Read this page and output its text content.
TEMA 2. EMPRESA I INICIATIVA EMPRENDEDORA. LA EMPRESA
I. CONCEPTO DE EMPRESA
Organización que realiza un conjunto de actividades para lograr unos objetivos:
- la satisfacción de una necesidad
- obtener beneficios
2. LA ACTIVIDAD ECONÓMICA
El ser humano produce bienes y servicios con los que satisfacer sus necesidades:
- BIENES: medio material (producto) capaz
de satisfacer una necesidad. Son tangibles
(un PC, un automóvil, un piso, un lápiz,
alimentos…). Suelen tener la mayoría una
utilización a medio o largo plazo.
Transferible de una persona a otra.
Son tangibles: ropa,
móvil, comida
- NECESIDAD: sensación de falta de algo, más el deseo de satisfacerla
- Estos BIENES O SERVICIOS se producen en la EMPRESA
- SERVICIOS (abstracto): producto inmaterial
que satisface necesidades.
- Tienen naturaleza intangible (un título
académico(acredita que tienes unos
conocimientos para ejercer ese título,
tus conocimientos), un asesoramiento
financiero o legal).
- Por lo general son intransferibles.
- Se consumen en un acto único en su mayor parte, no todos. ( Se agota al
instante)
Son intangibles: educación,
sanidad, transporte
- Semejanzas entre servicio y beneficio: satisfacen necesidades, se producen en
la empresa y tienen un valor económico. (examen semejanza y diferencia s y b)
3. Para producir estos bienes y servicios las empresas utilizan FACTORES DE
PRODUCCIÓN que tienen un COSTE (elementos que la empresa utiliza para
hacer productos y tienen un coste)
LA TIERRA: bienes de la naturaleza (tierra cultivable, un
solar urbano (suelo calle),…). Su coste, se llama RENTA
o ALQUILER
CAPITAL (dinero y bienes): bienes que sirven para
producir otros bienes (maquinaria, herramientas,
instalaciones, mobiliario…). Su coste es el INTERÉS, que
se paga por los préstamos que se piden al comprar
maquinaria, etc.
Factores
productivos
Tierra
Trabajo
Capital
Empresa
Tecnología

· · ·

Problem statement
Repeat every record, exactly as written.

Answer to this problem
Read this page and output its text content.
TEMA 2. EMPRESA I INICIATIVA EMPRENDEDORA. LA EMPRESA
I. CONCEPTO DE EMPRESA
Organización que realiza un conjunto de actividades para lograr unos objetivos:
- la satisfacción de una necesidad
- obtener beneficios
2. LA ACTIVIDAD ECONÓMICA
El ser humano produce bienes y servicios con los que satisfacer sus necesidades:
- BIENES: medio material (producto) capaz
de satisfacer una necesidad. Son tangibles
(un PC, un automóvil, un piso, un lápiz,
alimentos…). Suelen tener la mayoría una
utilización a medio o largo plazo.
Transferible de una persona a otra.
Son tangibles: ropa,
móvil, comida
- NECESIDAD: sensación de falta de algo, más el deseo de satisfacerla
- Estos BIENES O SERVICIOS se producen en la EMPRESA
- SERVICIOS (abstracto): producto inmaterial
que satisface necesidades.
- Tienen naturaleza intangible (un título
académico(acredita que tienes unos
conocimientos para ejercer ese título,
tus conocimientos), un asesoramiento
financiero o legal).
- Por lo general son intransferibles.
- Se consumen en un acto único en su mayor parte, no todos. ( Se agota al
instante)
Son intangibles: educación,
sanidad, transporte
- Semejanzas entre servicio y beneficio: satisfacen necesidades, se producen en
la empresa y tienen un valor económico. (examen semejanza y diferencia s y b)
3. Para producir estos bienes y servicios las empresas utilizan FACTORES DE
PRODUCCIÓN que tienen un COSTE (elementos que la empresa utiliza para
hacer productos y tienen un coste)
LA TIERRA: bienes de la naturaleza (tierra cultivable, un
solar urbano (suelo calle),…). Su coste, se llama RENTA
o ALQUILER
CAPITAL (dinero y bienes): bienes que sirven para
producir otros bienes (maquinaria, herramientas,
instalaciones, mobiliario…). Su coste es el INTERÉS, que
se paga por los préstamos que se piden al comprar
maquinaria, etc.
Factores
productivos
Tierra
Trabajo
Capital
Empresa
Tecnología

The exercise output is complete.